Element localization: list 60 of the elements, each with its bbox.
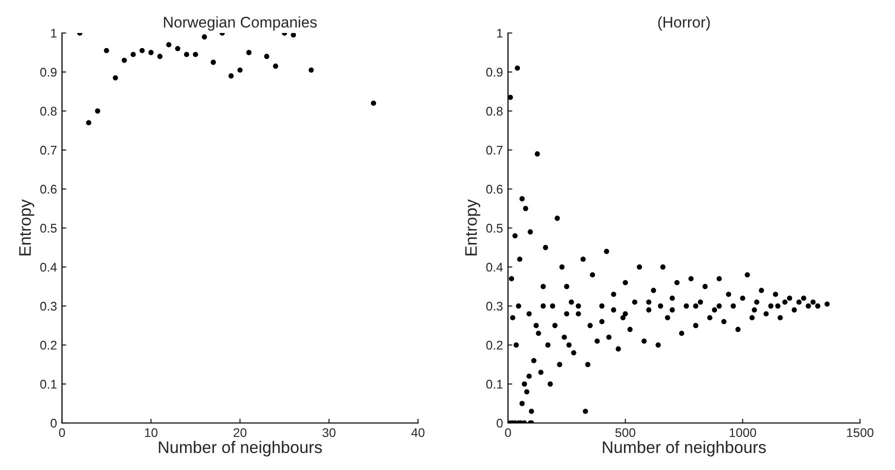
chart-title: (Horror): [658, 16, 710, 31]
y-tick-label: 0.4: [40, 262, 57, 272]
y-tick-label: 0.1: [486, 380, 503, 389]
y-tick-label: 0.7: [486, 146, 503, 155]
y-tick-label: 0.4: [486, 262, 503, 272]
x-tick-label: 500: [615, 428, 636, 438]
point: [86, 120, 92, 126]
point: [308, 67, 314, 73]
point: [202, 34, 207, 40]
x-tick-label: 30: [322, 428, 336, 438]
point: [140, 48, 145, 54]
point: [122, 58, 127, 63]
y-tick-label: 0.9: [40, 68, 57, 77]
y-tick-label: 0: [496, 418, 503, 428]
y-tick-label: 0.6: [40, 184, 57, 194]
point: [237, 67, 243, 73]
y-tick-label: 0.1: [40, 380, 57, 389]
point: [228, 73, 234, 78]
y-tick-label: 0.6: [486, 184, 503, 194]
x-tick-label: 0: [505, 428, 511, 438]
y-tick-label: 1: [497, 28, 503, 38]
y-tick-label: 0.3: [486, 302, 503, 311]
y-tick-label: 0.8: [486, 106, 503, 116]
x-tick-label: 1000: [730, 428, 756, 438]
y-axis-title: Entropy: [19, 199, 34, 256]
x-tick-label: 40: [411, 428, 424, 438]
chart-title: Norwegian Companies: [164, 16, 317, 31]
y-tick-label: 0.3: [40, 302, 57, 311]
point: [246, 50, 252, 56]
x-tick-label: 0: [59, 428, 65, 438]
point: [157, 54, 162, 59]
point: [95, 108, 100, 114]
point: [184, 52, 190, 58]
point: [104, 48, 110, 54]
point: [264, 54, 270, 59]
y-tick-label: 0.5: [486, 224, 503, 233]
y-tick-label: 0.7: [40, 146, 57, 155]
point: [166, 42, 172, 48]
point: [290, 33, 296, 38]
y-tick-label: 1: [51, 28, 57, 38]
y-axis-title: Entropy: [465, 199, 480, 256]
y-tick-label: 0.9: [486, 68, 503, 77]
point: [148, 50, 154, 56]
x-tick-label: 20: [234, 428, 246, 438]
point: [370, 100, 376, 106]
y-tick-label: 0: [50, 418, 57, 428]
point: [210, 60, 216, 65]
x-tick-label: 1500: [847, 428, 874, 438]
x-axis-title: Number of neighbours: [158, 440, 322, 456]
x-tick-label: 10: [145, 428, 158, 438]
point: [192, 52, 198, 58]
point: [112, 75, 118, 80]
point: [273, 64, 278, 69]
y-tick-label: 0.8: [40, 106, 57, 116]
y-tick-label: 0.5: [40, 224, 57, 233]
point: [175, 46, 180, 52]
x-axis-title: Number of neighbours: [602, 440, 766, 456]
y-tick-label: 0.2: [40, 340, 57, 350]
y-tick-label: 0.2: [486, 340, 503, 350]
point: [130, 52, 136, 58]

=======

Write out all the lines above without any changes, leaving out the pictures.

Element localization: list 60 of the elements, each with its bbox.
chart-title: (Horror): [658, 16, 710, 31]
y-tick-label: 0.4: [40, 262, 57, 272]
y-tick-label: 0.1: [486, 380, 503, 389]
y-tick-label: 0.7: [486, 146, 503, 155]
y-tick-label: 0.4: [486, 262, 503, 272]
x-tick-label: 500: [615, 428, 636, 438]
point: [86, 120, 92, 126]
point: [308, 67, 314, 73]
point: [202, 34, 207, 40]
x-tick-label: 30: [322, 428, 336, 438]
point: [140, 48, 145, 54]
point: [122, 58, 127, 63]
y-tick-label: 0.9: [40, 68, 57, 77]
y-tick-label: 0: [496, 418, 503, 428]
y-tick-label: 0.6: [40, 184, 57, 194]
point: [237, 67, 243, 73]
y-tick-label: 0.1: [40, 380, 57, 389]
point: [228, 73, 234, 78]
y-tick-label: 0.6: [486, 184, 503, 194]
x-tick-label: 0: [505, 428, 511, 438]
y-tick-label: 1: [497, 28, 503, 38]
y-tick-label: 0.3: [486, 302, 503, 311]
y-tick-label: 0.8: [486, 106, 503, 116]
x-tick-label: 1000: [730, 428, 756, 438]
y-axis-title: Entropy: [19, 199, 34, 256]
x-tick-label: 40: [411, 428, 424, 438]
chart-title: Norwegian Companies: [164, 16, 317, 31]
y-tick-label: 0.3: [40, 302, 57, 311]
point: [246, 50, 252, 56]
x-tick-label: 0: [59, 428, 65, 438]
point: [157, 54, 162, 59]
point: [95, 108, 100, 114]
point: [184, 52, 190, 58]
point: [104, 48, 110, 54]
point: [264, 54, 270, 59]
y-tick-label: 0.5: [486, 224, 503, 233]
y-tick-label: 0.7: [40, 146, 57, 155]
point: [166, 42, 172, 48]
point: [290, 33, 296, 38]
y-tick-label: 1: [51, 28, 57, 38]
y-axis-title: Entropy: [465, 199, 480, 256]
y-tick-label: 0.9: [486, 68, 503, 77]
point: [148, 50, 154, 56]
x-tick-label: 20: [234, 428, 246, 438]
point: [370, 100, 376, 106]
y-tick-label: 0: [50, 418, 57, 428]
point: [210, 60, 216, 65]
x-tick-label: 1500: [847, 428, 874, 438]
x-axis-title: Number of neighbours: [158, 440, 322, 456]
x-tick-label: 10: [145, 428, 158, 438]
point: [192, 52, 198, 58]
point: [112, 75, 118, 80]
point: [273, 64, 278, 69]
y-tick-label: 0.8: [40, 106, 57, 116]
y-tick-label: 0.5: [40, 224, 57, 233]
point: [175, 46, 180, 52]
x-axis-title: Number of neighbours: [602, 440, 766, 456]
y-tick-label: 0.2: [40, 340, 57, 350]
y-tick-label: 0.2: [486, 340, 503, 350]
point: [130, 52, 136, 58]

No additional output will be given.